(DIRECTIONS): Write out every one of the entries below line for line, with no changes, and leave the pictures out.

╔══

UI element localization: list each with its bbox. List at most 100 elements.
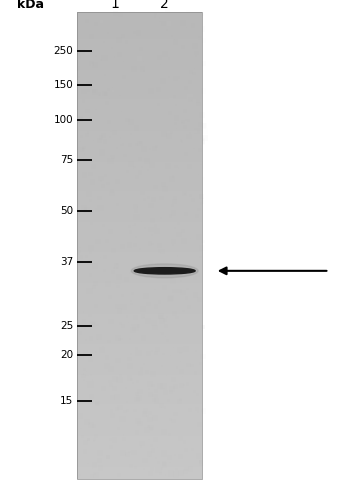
Bar	[98, 410, 103, 415]
Bar	[118, 393, 123, 398]
Bar	[94, 473, 96, 475]
Bar	[163, 389, 168, 395]
Bar	[106, 233, 110, 237]
Bar	[163, 318, 168, 322]
Bar	[97, 339, 98, 340]
Bar	[117, 12, 119, 14]
Bar	[108, 468, 112, 473]
Bar	[200, 325, 205, 329]
Bar	[78, 76, 80, 78]
Bar	[77, 356, 202, 358]
Bar	[107, 121, 111, 124]
Bar	[162, 353, 165, 355]
Bar	[129, 11, 135, 17]
Bar	[178, 454, 183, 459]
Bar	[148, 387, 150, 390]
Bar	[191, 203, 196, 208]
Bar	[77, 96, 202, 98]
Bar	[160, 64, 161, 65]
Bar	[100, 162, 101, 163]
Bar	[191, 36, 196, 40]
Bar	[190, 85, 195, 90]
Bar	[123, 154, 126, 157]
Bar	[125, 452, 130, 457]
Bar	[175, 210, 179, 214]
Bar	[199, 194, 204, 199]
Bar	[111, 12, 114, 15]
Bar	[134, 99, 137, 102]
Bar	[77, 253, 202, 255]
Bar	[77, 275, 202, 277]
Bar	[154, 394, 158, 399]
Bar	[180, 239, 184, 243]
Bar	[85, 109, 90, 113]
Bar	[99, 149, 105, 156]
Text: 1: 1	[110, 0, 119, 11]
Bar	[129, 343, 132, 346]
Bar	[172, 311, 177, 316]
Bar	[134, 226, 139, 231]
Bar	[77, 353, 202, 355]
Bar	[166, 133, 172, 139]
Bar	[134, 116, 139, 120]
Bar	[152, 325, 158, 330]
Bar	[77, 37, 202, 39]
Bar	[171, 152, 174, 155]
Bar	[81, 424, 86, 428]
Bar	[185, 119, 187, 121]
Bar	[177, 182, 181, 186]
Bar	[139, 248, 141, 250]
Bar	[77, 334, 202, 336]
Bar	[77, 213, 202, 215]
Bar	[183, 440, 186, 444]
Bar	[89, 28, 92, 30]
Bar	[77, 403, 202, 405]
Bar	[84, 383, 87, 386]
Bar	[77, 393, 202, 395]
Bar	[77, 261, 202, 263]
Bar	[105, 102, 109, 105]
Bar	[108, 226, 111, 228]
Bar	[79, 355, 84, 360]
Bar	[194, 126, 196, 127]
Bar	[112, 130, 117, 135]
Bar	[92, 462, 97, 468]
Bar	[89, 199, 92, 202]
Bar	[77, 268, 202, 271]
Bar	[155, 422, 159, 425]
Bar	[90, 99, 92, 101]
Bar	[77, 182, 202, 183]
Bar	[178, 314, 180, 316]
Bar	[82, 320, 87, 324]
Bar	[166, 399, 170, 402]
Bar	[163, 270, 170, 276]
Bar	[202, 123, 207, 128]
Bar	[77, 67, 81, 71]
Bar	[91, 224, 96, 229]
Bar	[85, 422, 88, 425]
Bar	[95, 239, 101, 244]
Bar	[77, 312, 202, 314]
Bar	[82, 326, 86, 330]
Bar	[116, 15, 119, 18]
Bar	[199, 138, 205, 143]
Bar	[136, 278, 137, 279]
Bar	[77, 376, 202, 378]
Bar	[97, 458, 102, 463]
Bar	[77, 191, 202, 193]
Bar	[167, 301, 171, 305]
Bar	[102, 455, 104, 457]
Bar	[148, 226, 154, 232]
Bar	[172, 140, 176, 143]
Bar	[175, 316, 179, 319]
Bar	[91, 461, 96, 466]
Bar	[82, 65, 87, 70]
Bar	[144, 427, 150, 433]
Bar	[173, 411, 178, 416]
Bar	[112, 90, 114, 92]
Bar	[114, 57, 115, 58]
Bar	[77, 242, 202, 244]
Bar	[156, 172, 159, 174]
Bar	[189, 373, 192, 375]
Bar	[102, 168, 107, 173]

╚══

(FINISHED ANSWER):
UI element localization: list each with its bbox. List at most 100 elements.
Bar	[98, 410, 103, 415]
Bar	[118, 393, 123, 398]
Bar	[94, 473, 96, 475]
Bar	[163, 389, 168, 395]
Bar	[106, 233, 110, 237]
Bar	[163, 318, 168, 322]
Bar	[97, 339, 98, 340]
Bar	[117, 12, 119, 14]
Bar	[108, 468, 112, 473]
Bar	[200, 325, 205, 329]
Bar	[78, 76, 80, 78]
Bar	[77, 356, 202, 358]
Bar	[107, 121, 111, 124]
Bar	[162, 353, 165, 355]
Bar	[129, 11, 135, 17]
Bar	[178, 454, 183, 459]
Bar	[148, 387, 150, 390]
Bar	[191, 203, 196, 208]
Bar	[77, 96, 202, 98]
Bar	[160, 64, 161, 65]
Bar	[100, 162, 101, 163]
Bar	[191, 36, 196, 40]
Bar	[190, 85, 195, 90]
Bar	[123, 154, 126, 157]
Bar	[125, 452, 130, 457]
Bar	[175, 210, 179, 214]
Bar	[199, 194, 204, 199]
Bar	[111, 12, 114, 15]
Bar	[134, 99, 137, 102]
Bar	[77, 253, 202, 255]
Bar	[77, 275, 202, 277]
Bar	[154, 394, 158, 399]
Bar	[180, 239, 184, 243]
Bar	[85, 109, 90, 113]
Bar	[99, 149, 105, 156]
Text: 1: 1	[110, 0, 119, 11]
Bar	[129, 343, 132, 346]
Bar	[172, 311, 177, 316]
Bar	[134, 226, 139, 231]
Bar	[77, 353, 202, 355]
Bar	[166, 133, 172, 139]
Bar	[134, 116, 139, 120]
Bar	[152, 325, 158, 330]
Bar	[77, 37, 202, 39]
Bar	[171, 152, 174, 155]
Bar	[81, 424, 86, 428]
Bar	[185, 119, 187, 121]
Bar	[177, 182, 181, 186]
Bar	[139, 248, 141, 250]
Bar	[77, 334, 202, 336]
Bar	[77, 213, 202, 215]
Bar	[183, 440, 186, 444]
Bar	[89, 28, 92, 30]
Bar	[77, 403, 202, 405]
Bar	[84, 383, 87, 386]
Bar	[77, 393, 202, 395]
Bar	[77, 261, 202, 263]
Bar	[105, 102, 109, 105]
Bar	[108, 226, 111, 228]
Bar	[79, 355, 84, 360]
Bar	[194, 126, 196, 127]
Bar	[112, 130, 117, 135]
Bar	[92, 462, 97, 468]
Bar	[89, 199, 92, 202]
Bar	[77, 268, 202, 271]
Bar	[155, 422, 159, 425]
Bar	[90, 99, 92, 101]
Bar	[77, 182, 202, 183]
Bar	[178, 314, 180, 316]
Bar	[82, 320, 87, 324]
Bar	[166, 399, 170, 402]
Bar	[163, 270, 170, 276]
Bar	[202, 123, 207, 128]
Bar	[77, 67, 81, 71]
Bar	[91, 224, 96, 229]
Bar	[85, 422, 88, 425]
Bar	[95, 239, 101, 244]
Bar	[77, 312, 202, 314]
Bar	[82, 326, 86, 330]
Bar	[116, 15, 119, 18]
Bar	[199, 138, 205, 143]
Bar	[136, 278, 137, 279]
Bar	[77, 376, 202, 378]
Bar	[97, 458, 102, 463]
Bar	[77, 191, 202, 193]
Bar	[167, 301, 171, 305]
Bar	[102, 455, 104, 457]
Bar	[148, 226, 154, 232]
Bar	[172, 140, 176, 143]
Bar	[175, 316, 179, 319]
Bar	[91, 461, 96, 466]
Bar	[82, 65, 87, 70]
Bar	[144, 427, 150, 433]
Bar	[173, 411, 178, 416]
Bar	[112, 90, 114, 92]
Bar	[114, 57, 115, 58]
Bar	[77, 242, 202, 244]
Bar	[156, 172, 159, 174]
Bar	[189, 373, 192, 375]
Bar	[102, 168, 107, 173]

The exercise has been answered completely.